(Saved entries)
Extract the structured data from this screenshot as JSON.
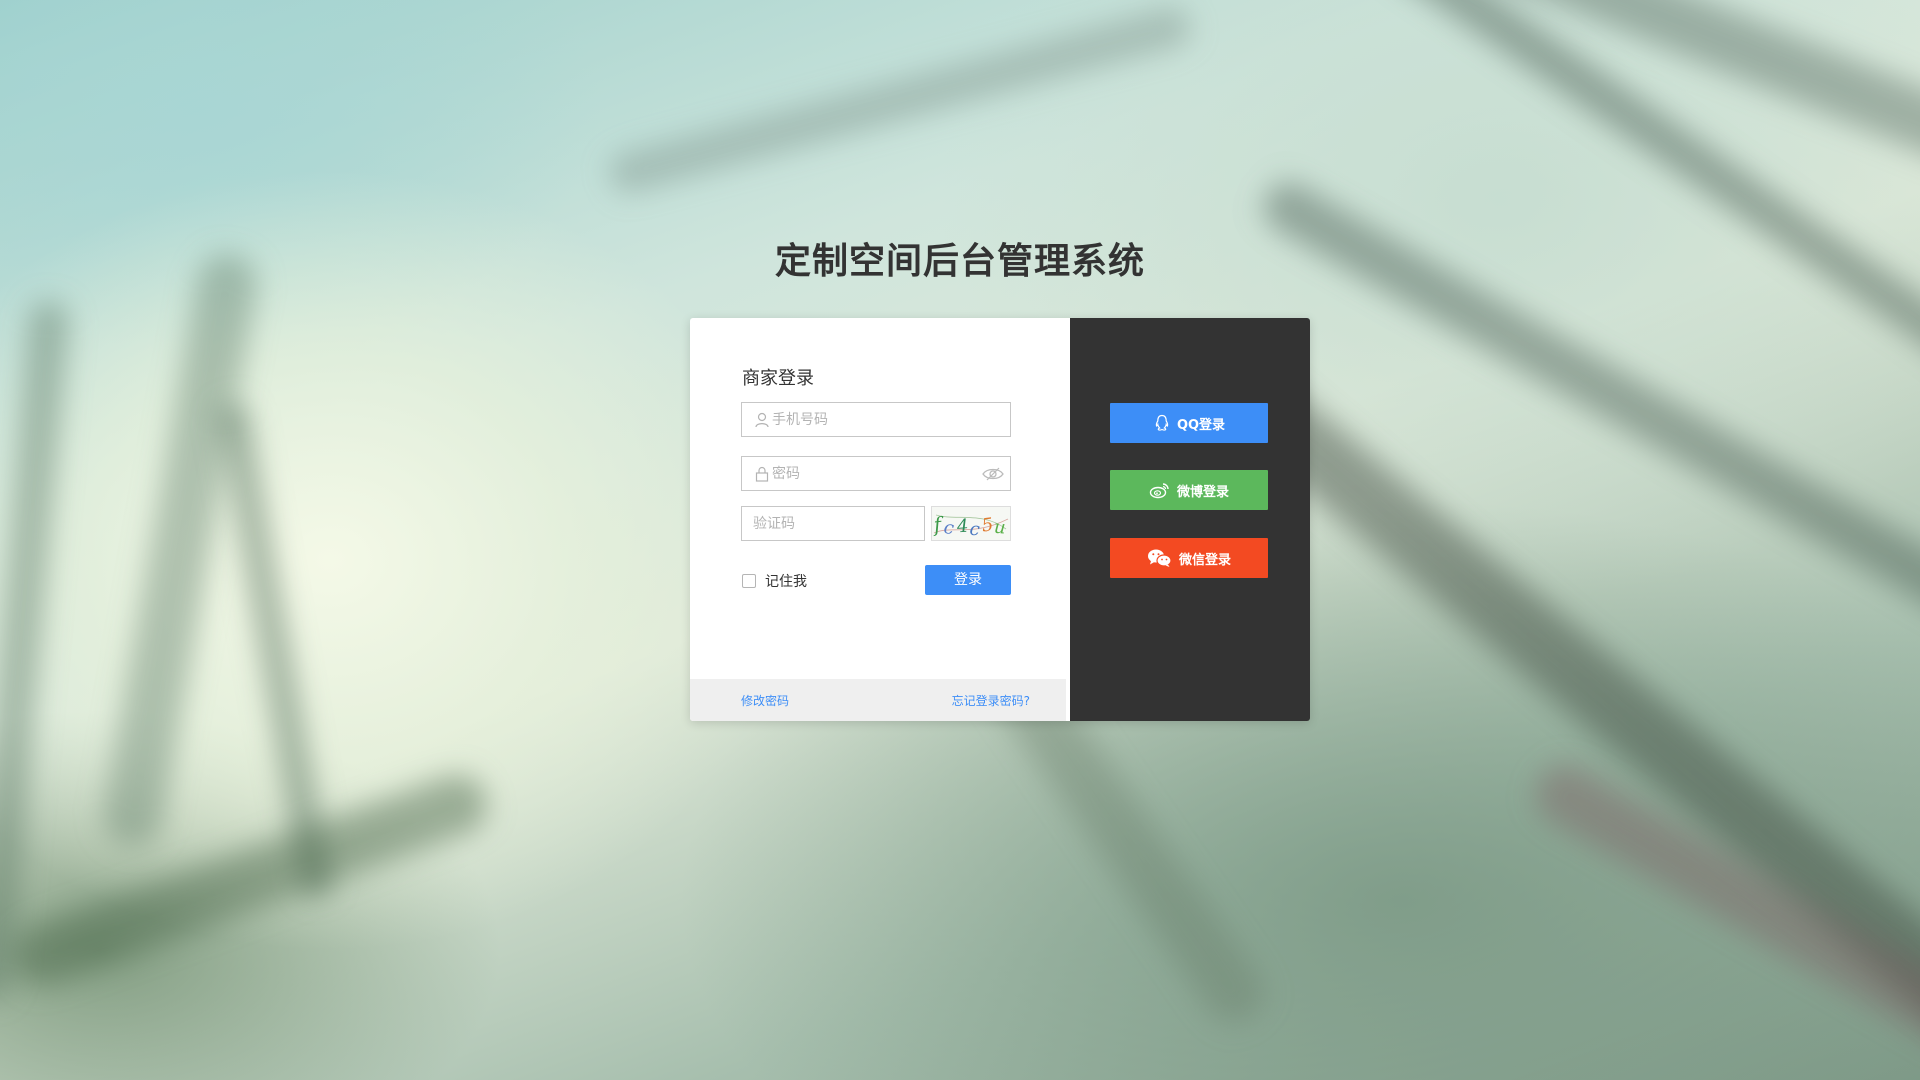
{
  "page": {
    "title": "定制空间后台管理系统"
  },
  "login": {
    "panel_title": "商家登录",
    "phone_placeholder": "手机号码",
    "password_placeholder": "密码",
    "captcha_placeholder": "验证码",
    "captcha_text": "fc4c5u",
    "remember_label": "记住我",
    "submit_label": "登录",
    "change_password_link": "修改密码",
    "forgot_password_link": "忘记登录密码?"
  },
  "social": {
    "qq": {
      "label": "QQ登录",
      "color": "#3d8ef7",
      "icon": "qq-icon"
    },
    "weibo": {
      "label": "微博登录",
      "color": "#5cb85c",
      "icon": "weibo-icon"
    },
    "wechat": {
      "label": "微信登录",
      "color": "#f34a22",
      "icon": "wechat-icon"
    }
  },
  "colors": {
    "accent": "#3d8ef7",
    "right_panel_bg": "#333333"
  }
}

**Task instructions**.
Print the complete listing exactly as it stands, without its pictures.

**Solution**.
Extract the structured data from this screenshot as JSON.
{
  "page": {
    "title": "定制空间后台管理系统"
  },
  "login": {
    "panel_title": "商家登录",
    "phone_placeholder": "手机号码",
    "password_placeholder": "密码",
    "captcha_placeholder": "验证码",
    "captcha_text": "fc4c5u",
    "remember_label": "记住我",
    "submit_label": "登录",
    "change_password_link": "修改密码",
    "forgot_password_link": "忘记登录密码?"
  },
  "social": {
    "qq": {
      "label": "QQ登录",
      "color": "#3d8ef7",
      "icon": "qq-icon"
    },
    "weibo": {
      "label": "微博登录",
      "color": "#5cb85c",
      "icon": "weibo-icon"
    },
    "wechat": {
      "label": "微信登录",
      "color": "#f34a22",
      "icon": "wechat-icon"
    }
  },
  "colors": {
    "accent": "#3d8ef7",
    "right_panel_bg": "#333333"
  }
}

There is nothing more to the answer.